** BEGIN Available data **

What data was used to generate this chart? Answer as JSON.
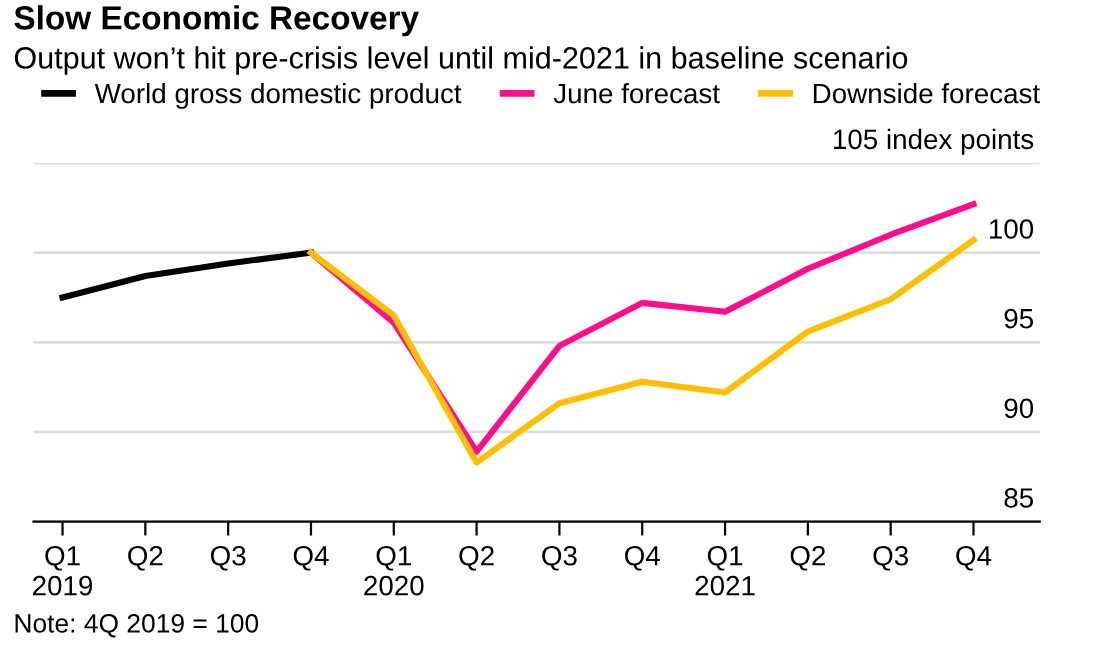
{
  "chart_data": {
    "type": "line",
    "title": "Slow Economic Recovery",
    "subtitle": "Output won’t hit pre-crisis level until mid-2021 in baseline scenario",
    "categories": [
      "Q1\n2019",
      "Q2",
      "Q3",
      "Q4",
      "Q1\n2020",
      "Q2",
      "Q3",
      "Q4",
      "Q1\n2021",
      "Q2",
      "Q3",
      "Q4"
    ],
    "series": [
      {
        "name": "World gross domestic product",
        "color": "#000000",
        "values": [
          97.5,
          98.7,
          99.4,
          100,
          null,
          null,
          null,
          null,
          null,
          null,
          null,
          null
        ]
      },
      {
        "name": "June forecast",
        "color": "#ff0d8a",
        "values": [
          null,
          null,
          null,
          100,
          96.1,
          88.9,
          94.8,
          97.2,
          96.7,
          99.1,
          101.0,
          102.7
        ]
      },
      {
        "name": "Downside forecast",
        "color": "#ffbf00",
        "values": [
          null,
          null,
          null,
          100,
          96.5,
          88.3,
          91.6,
          92.8,
          92.2,
          95.6,
          97.4,
          100.7
        ]
      }
    ],
    "ylim": [
      85,
      105
    ],
    "yticks": [
      85,
      90,
      95,
      100,
      {
        "value": 105,
        "label": "105 index points"
      }
    ],
    "grid": "y",
    "legend": "top left",
    "marker": "none",
    "line_style": "solid",
    "annotations": [
      "Note: 4Q 2019 = 100"
    ]
  }
}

** END Available data **

What the task asks ->
Pictures stay out; repeat all the rest of the records exactly.

Reply ->
What data was used to generate this chart? Answer as JSON.
{
  "chart_data": {
    "type": "line",
    "title": "Slow Economic Recovery",
    "subtitle": "Output won’t hit pre-crisis level until mid-2021 in baseline scenario",
    "categories": [
      "Q1\n2019",
      "Q2",
      "Q3",
      "Q4",
      "Q1\n2020",
      "Q2",
      "Q3",
      "Q4",
      "Q1\n2021",
      "Q2",
      "Q3",
      "Q4"
    ],
    "series": [
      {
        "name": "World gross domestic product",
        "color": "#000000",
        "values": [
          97.5,
          98.7,
          99.4,
          100,
          null,
          null,
          null,
          null,
          null,
          null,
          null,
          null
        ]
      },
      {
        "name": "June forecast",
        "color": "#ff0d8a",
        "values": [
          null,
          null,
          null,
          100,
          96.1,
          88.9,
          94.8,
          97.2,
          96.7,
          99.1,
          101.0,
          102.7
        ]
      },
      {
        "name": "Downside forecast",
        "color": "#ffbf00",
        "values": [
          null,
          null,
          null,
          100,
          96.5,
          88.3,
          91.6,
          92.8,
          92.2,
          95.6,
          97.4,
          100.7
        ]
      }
    ],
    "ylim": [
      85,
      105
    ],
    "yticks": [
      85,
      90,
      95,
      100,
      {
        "value": 105,
        "label": "105 index points"
      }
    ],
    "grid": "y",
    "legend": "top left",
    "marker": "none",
    "line_style": "solid",
    "annotations": [
      "Note: 4Q 2019 = 100"
    ]
  }
}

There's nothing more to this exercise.